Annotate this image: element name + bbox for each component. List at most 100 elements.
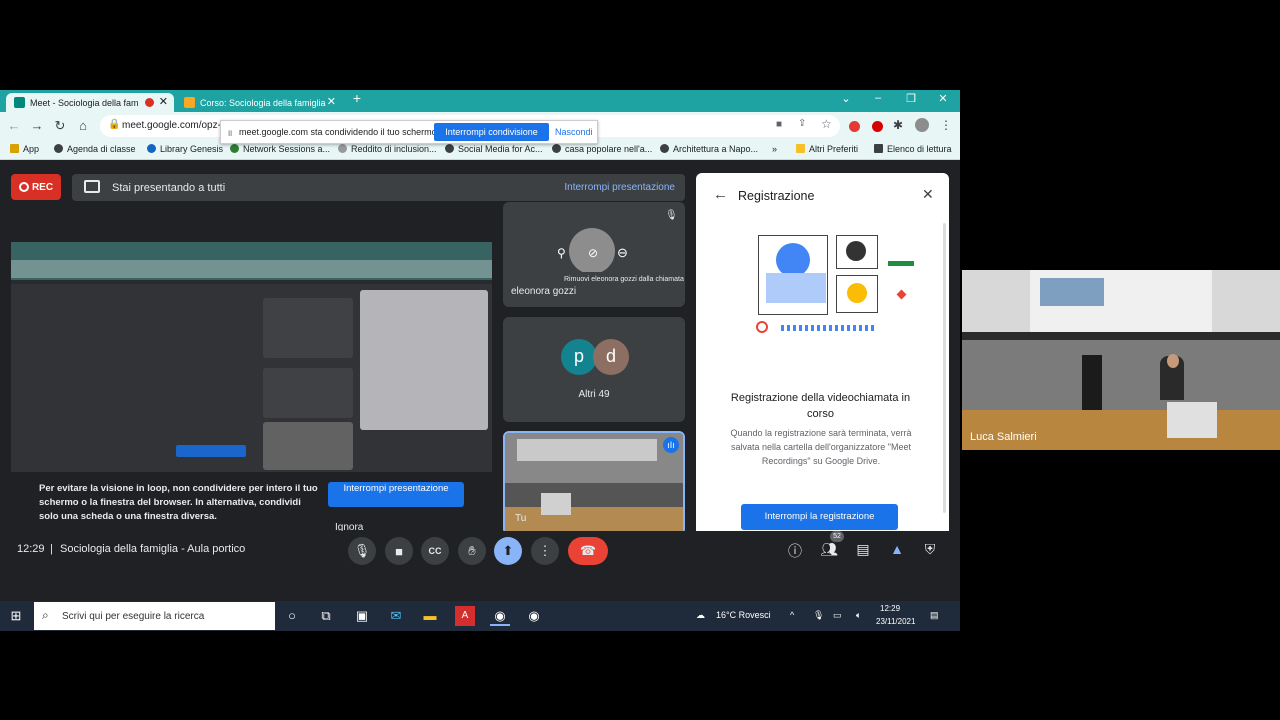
tab-corso[interactable]: Corso: Sociologia della famiglia ✕ xyxy=(176,93,342,112)
present-screen-icon xyxy=(84,180,100,193)
clock-time[interactable]: 12:29 xyxy=(880,604,900,613)
people-icon[interactable]: 👥︎ xyxy=(820,541,838,558)
hang-up-icon: ☎ xyxy=(579,543,597,558)
bookmarks-overflow-icon[interactable]: » xyxy=(772,144,777,154)
microphone-button[interactable]: 🎙︎ xyxy=(348,537,376,565)
separator: | xyxy=(50,543,53,555)
back-icon[interactable]: ← xyxy=(6,118,22,133)
bookmark-folder[interactable]: Altri Preferiti xyxy=(796,144,858,154)
screen-share-infobar: ॥ meet.google.com sta condividendo il tu… xyxy=(220,120,598,144)
more-options-button[interactable]: ⋮ xyxy=(531,537,559,565)
close-tab-icon[interactable]: ✕ xyxy=(159,95,168,108)
bookmark-item[interactable]: Social Media for Ac... xyxy=(445,144,543,154)
profile-avatar[interactable] xyxy=(915,118,929,132)
stop-recording-button[interactable]: Interrompi la registrazione xyxy=(741,504,898,530)
shared-screen-preview xyxy=(11,242,492,472)
captions-icon: CC xyxy=(428,546,442,556)
info-icon[interactable]: ⓘ xyxy=(786,541,804,561)
presenting-bar: Stai presentando a tutti Interrompi pres… xyxy=(72,174,685,201)
meeting-time: 12:29 xyxy=(17,543,45,555)
close-window-icon[interactable]: ✕ xyxy=(935,92,951,105)
taskbar-search-input[interactable]: ⌕ Scrivi qui per eseguire la ricerca xyxy=(34,602,275,630)
hide-button[interactable]: Nascondi xyxy=(555,127,593,137)
back-arrow-icon[interactable]: ← xyxy=(713,186,728,203)
clock-date[interactable]: 23/11/2021 xyxy=(876,617,915,626)
loop-warning-text: Per evitare la visione in loop, non cond… xyxy=(39,483,318,522)
camera-button[interactable]: ■ xyxy=(385,537,413,565)
chrome-active-icon[interactable]: ◉ xyxy=(490,606,510,626)
bookmark-item[interactable]: Network Sessions a... xyxy=(230,144,330,154)
tray-chevron-icon[interactable]: ^ xyxy=(790,610,794,620)
lock-icon: 🔒 xyxy=(108,119,121,130)
tab-search-icon[interactable]: ⌄ xyxy=(838,92,854,105)
participant-tile-eleonora[interactable]: 🎙︎ ⚲ ⊘ ⊖ Rimuovi eleonora gozzi dalla ch… xyxy=(503,202,685,307)
captions-button[interactable]: CC xyxy=(421,537,449,565)
chat-icon[interactable]: ▤ xyxy=(854,541,872,558)
file-explorer-icon[interactable]: ▬ xyxy=(420,606,440,626)
bookmark-star-icon[interactable]: ☆ xyxy=(821,117,832,131)
bookmark-item[interactable]: Architettura a Napo... xyxy=(660,144,758,154)
camera-indicator-icon[interactable]: ■ xyxy=(776,119,782,130)
browser-tab-strip: Meet - Sociologia della fam ✕ Corso: Soc… xyxy=(0,90,960,112)
volume-icon[interactable]: 🔈︎ xyxy=(856,610,861,621)
reload-icon[interactable]: ↻ xyxy=(52,118,68,134)
task-view-icon[interactable]: ⧉ xyxy=(316,606,336,626)
stop-presenting-link[interactable]: Interrompi presentazione xyxy=(564,182,675,193)
panel-title: Registrazione xyxy=(738,189,815,203)
mute-participant-icon[interactable]: ⊘ xyxy=(588,246,598,260)
extension-opera-icon[interactable] xyxy=(872,121,883,132)
tab-meet[interactable]: Meet - Sociologia della fam ✕ xyxy=(6,93,174,112)
activities-icon[interactable]: ▲ xyxy=(888,541,906,557)
mic-icon: 🎙︎ xyxy=(353,543,371,558)
stop-presenting-button[interactable]: Interrompi presentazione xyxy=(328,482,464,507)
end-call-button[interactable]: ☎ xyxy=(568,537,608,565)
reading-list[interactable]: Elenco di lettura xyxy=(874,144,952,154)
search-placeholder: Scrivi qui per eseguire la ricerca xyxy=(62,611,205,622)
host-controls-icon[interactable]: ⛨ xyxy=(921,541,939,558)
remove-tooltip: Rimuovi eleonora gozzi dalla chiamata xyxy=(561,272,685,287)
avatar: p xyxy=(561,339,597,375)
stop-sharing-button[interactable]: Interrompi condivisione xyxy=(434,123,549,141)
participant-tile-self[interactable]: ıIı Tu xyxy=(503,431,685,535)
url-text: meet.google.com/opz- xyxy=(122,120,221,131)
panel-description: Quando la registrazione sarà terminata, … xyxy=(730,428,912,466)
rec-badge: REC xyxy=(11,174,61,200)
bookmark-item[interactable]: casa popolare nell'a... xyxy=(552,144,652,154)
bookmark-item[interactable]: App xyxy=(10,144,39,154)
bookmark-item[interactable]: Reddito di inclusion... xyxy=(338,144,437,154)
share-icon[interactable]: ⇪ xyxy=(798,118,806,129)
acrobat-icon[interactable]: A xyxy=(455,606,475,626)
bookmark-item[interactable]: Agenda di classe xyxy=(54,144,136,154)
notifications-icon[interactable]: ▤ xyxy=(930,610,939,621)
muted-mic-icon: 🎙︎ xyxy=(665,210,678,221)
weather-icon[interactable]: ☁ xyxy=(696,610,705,621)
cortana-icon[interactable]: ○ xyxy=(282,606,302,626)
forward-icon[interactable]: → xyxy=(29,118,45,133)
new-tab-icon[interactable]: + xyxy=(349,90,365,106)
menu-kebab-icon[interactable]: ⋮ xyxy=(940,118,952,132)
store-icon[interactable]: ▣ xyxy=(352,606,372,626)
mail-icon[interactable]: ✉ xyxy=(386,606,406,626)
home-icon[interactable]: ⌂ xyxy=(75,118,91,133)
recording-panel: ← Registrazione ✕ Registrazione della vi… xyxy=(696,173,949,545)
present-button[interactable]: ⬆ xyxy=(494,537,522,565)
moodle-favicon-icon xyxy=(184,97,195,108)
close-tab-icon[interactable]: ✕ xyxy=(327,95,336,108)
pin-icon[interactable]: ⚲ xyxy=(557,246,566,260)
tray-mic-icon[interactable]: 🎙︎ xyxy=(813,610,824,621)
windows-start-icon[interactable]: ⊞ xyxy=(6,606,26,626)
remove-participant-icon[interactable]: ⊖ xyxy=(617,245,628,261)
restore-icon[interactable]: ❐ xyxy=(903,92,919,105)
kebab-icon: ⋮ xyxy=(538,543,552,558)
panel-scrollbar[interactable] xyxy=(943,223,946,513)
weather-text[interactable]: 16°C Rovesci xyxy=(716,610,771,620)
network-icon[interactable]: ▭ xyxy=(833,610,842,621)
close-panel-icon[interactable]: ✕ xyxy=(922,186,934,203)
bookmark-item[interactable]: Library Genesis xyxy=(147,144,223,154)
chrome-icon[interactable]: ◉ xyxy=(524,606,544,626)
raise-hand-button[interactable]: ✋︎ xyxy=(458,537,486,565)
extension-abp-icon[interactable] xyxy=(849,121,860,132)
minimize-icon[interactable]: – xyxy=(870,92,886,104)
participant-tile-others[interactable]: p d Altri 49 xyxy=(503,317,685,422)
extensions-puzzle-icon[interactable]: ✱ xyxy=(893,118,903,132)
┄┄┄┄┄┄
Could all the data above be given again exactly, leaving out its images?

Annotate this image: element name + bbox for each component. List at most 100 elements.
tab-corso[interactable]: Corso: Sociologia della famiglia ✕ xyxy=(176,93,342,112)
present-screen-icon xyxy=(84,180,100,193)
clock-time[interactable]: 12:29 xyxy=(880,604,900,613)
people-icon[interactable]: 👥︎ xyxy=(820,541,838,558)
hang-up-icon: ☎ xyxy=(579,543,597,558)
bookmarks-overflow-icon[interactable]: » xyxy=(772,144,777,154)
microphone-button[interactable]: 🎙︎ xyxy=(348,537,376,565)
separator: | xyxy=(50,543,53,555)
back-icon[interactable]: ← xyxy=(6,118,22,133)
bookmark-folder[interactable]: Altri Preferiti xyxy=(796,144,858,154)
screen-share-infobar: ॥ meet.google.com sta condividendo il tu… xyxy=(220,120,598,144)
more-options-button[interactable]: ⋮ xyxy=(531,537,559,565)
close-tab-icon[interactable]: ✕ xyxy=(159,95,168,108)
bookmark-item[interactable]: Social Media for Ac... xyxy=(445,144,543,154)
profile-avatar[interactable] xyxy=(915,118,929,132)
stop-recording-button[interactable]: Interrompi la registrazione xyxy=(741,504,898,530)
shared-screen-preview xyxy=(11,242,492,472)
captions-icon: CC xyxy=(428,546,442,556)
info-icon[interactable]: ⓘ xyxy=(786,541,804,561)
presenting-bar: Stai presentando a tutti Interrompi pres… xyxy=(72,174,685,201)
meeting-time: 12:29 xyxy=(17,543,45,555)
close-window-icon[interactable]: ✕ xyxy=(935,92,951,105)
taskbar-search-input[interactable]: ⌕ Scrivi qui per eseguire la ricerca xyxy=(34,602,275,630)
hide-button[interactable]: Nascondi xyxy=(555,127,593,137)
back-arrow-icon[interactable]: ← xyxy=(713,186,728,203)
clock-date[interactable]: 23/11/2021 xyxy=(876,617,915,626)
loop-warning-text: Per evitare la visione in loop, non cond… xyxy=(39,483,318,522)
camera-button[interactable]: ■ xyxy=(385,537,413,565)
chrome-active-icon[interactable]: ◉ xyxy=(490,606,510,626)
bookmark-item[interactable]: Network Sessions a... xyxy=(230,144,330,154)
tray-chevron-icon[interactable]: ^ xyxy=(790,610,794,620)
lock-icon: 🔒 xyxy=(108,119,121,130)
tab-search-icon[interactable]: ⌄ xyxy=(838,92,854,105)
participant-tile-eleonora[interactable]: 🎙︎ ⚲ ⊘ ⊖ Rimuovi eleonora gozzi dalla ch… xyxy=(503,202,685,307)
captions-button[interactable]: CC xyxy=(421,537,449,565)
chat-icon[interactable]: ▤ xyxy=(854,541,872,558)
file-explorer-icon[interactable]: ▬ xyxy=(420,606,440,626)
bookmark-star-icon[interactable]: ☆ xyxy=(821,117,832,131)
bookmark-item[interactable]: Architettura a Napo... xyxy=(660,144,758,154)
camera-indicator-icon[interactable]: ■ xyxy=(776,119,782,130)
browser-tab-strip: Meet - Sociologia della fam ✕ Corso: Soc… xyxy=(0,90,960,112)
volume-icon[interactable]: 🔈︎ xyxy=(856,610,861,621)
reload-icon[interactable]: ↻ xyxy=(52,118,68,134)
task-view-icon[interactable]: ⧉ xyxy=(316,606,336,626)
stop-presenting-link[interactable]: Interrompi presentazione xyxy=(564,182,675,193)
panel-title: Registrazione xyxy=(738,189,815,203)
mute-participant-icon[interactable]: ⊘ xyxy=(588,246,598,260)
extension-opera-icon[interactable] xyxy=(872,121,883,132)
tab-meet[interactable]: Meet - Sociologia della fam ✕ xyxy=(6,93,174,112)
activities-icon[interactable]: ▲ xyxy=(888,541,906,557)
mic-icon: 🎙︎ xyxy=(353,543,371,558)
stop-presenting-button[interactable]: Interrompi presentazione xyxy=(328,482,464,507)
end-call-button[interactable]: ☎ xyxy=(568,537,608,565)
reading-list[interactable]: Elenco di lettura xyxy=(874,144,952,154)
search-placeholder: Scrivi qui per eseguire la ricerca xyxy=(62,611,205,622)
host-controls-icon[interactable]: ⛨ xyxy=(921,541,939,558)
remove-tooltip: Rimuovi eleonora gozzi dalla chiamata xyxy=(561,272,685,287)
avatar: p xyxy=(561,339,597,375)
stop-sharing-button[interactable]: Interrompi condivisione xyxy=(434,123,549,141)
participant-tile-self[interactable]: ıIı Tu xyxy=(503,431,685,535)
url-text: meet.google.com/opz- xyxy=(122,120,221,131)
panel-description: Quando la registrazione sarà terminata, … xyxy=(730,428,912,466)
rec-badge: REC xyxy=(11,174,61,200)
bookmark-item[interactable]: casa popolare nell'a... xyxy=(552,144,652,154)
bookmark-item[interactable]: App xyxy=(10,144,39,154)
bookmark-item[interactable]: Reddito di inclusion... xyxy=(338,144,437,154)
share-icon[interactable]: ⇪ xyxy=(798,118,806,129)
acrobat-icon[interactable]: A xyxy=(455,606,475,626)
bookmark-item[interactable]: Agenda di classe xyxy=(54,144,136,154)
notifications-icon[interactable]: ▤ xyxy=(930,610,939,621)
muted-mic-icon: 🎙︎ xyxy=(665,210,678,221)
weather-icon[interactable]: ☁ xyxy=(696,610,705,621)
cortana-icon[interactable]: ○ xyxy=(282,606,302,626)
forward-icon[interactable]: → xyxy=(29,118,45,133)
new-tab-icon[interactable]: + xyxy=(349,90,365,106)
menu-kebab-icon[interactable]: ⋮ xyxy=(940,118,952,132)
store-icon[interactable]: ▣ xyxy=(352,606,372,626)
mail-icon[interactable]: ✉ xyxy=(386,606,406,626)
home-icon[interactable]: ⌂ xyxy=(75,118,91,133)
recording-panel: ← Registrazione ✕ Registrazione della vi… xyxy=(696,173,949,545)
present-button[interactable]: ⬆ xyxy=(494,537,522,565)
moodle-favicon-icon xyxy=(184,97,195,108)
close-tab-icon[interactable]: ✕ xyxy=(327,95,336,108)
pin-icon[interactable]: ⚲ xyxy=(557,246,566,260)
tray-mic-icon[interactable]: 🎙︎ xyxy=(813,610,824,621)
windows-start-icon[interactable]: ⊞ xyxy=(6,606,26,626)
remove-participant-icon[interactable]: ⊖ xyxy=(617,245,628,261)
restore-icon[interactable]: ❐ xyxy=(903,92,919,105)
kebab-icon: ⋮ xyxy=(538,543,552,558)
panel-scrollbar[interactable] xyxy=(943,223,946,513)
weather-text[interactable]: 16°C Rovesci xyxy=(716,610,771,620)
network-icon[interactable]: ▭ xyxy=(833,610,842,621)
close-panel-icon[interactable]: ✕ xyxy=(922,186,934,203)
bookmark-item[interactable]: Library Genesis xyxy=(147,144,223,154)
chrome-icon[interactable]: ◉ xyxy=(524,606,544,626)
raise-hand-button[interactable]: ✋︎ xyxy=(458,537,486,565)
extension-abp-icon[interactable] xyxy=(849,121,860,132)
minimize-icon[interactable]: – xyxy=(870,92,886,104)
participant-tile-others[interactable]: p d Altri 49 xyxy=(503,317,685,422)
extensions-puzzle-icon[interactable]: ✱ xyxy=(893,118,903,132)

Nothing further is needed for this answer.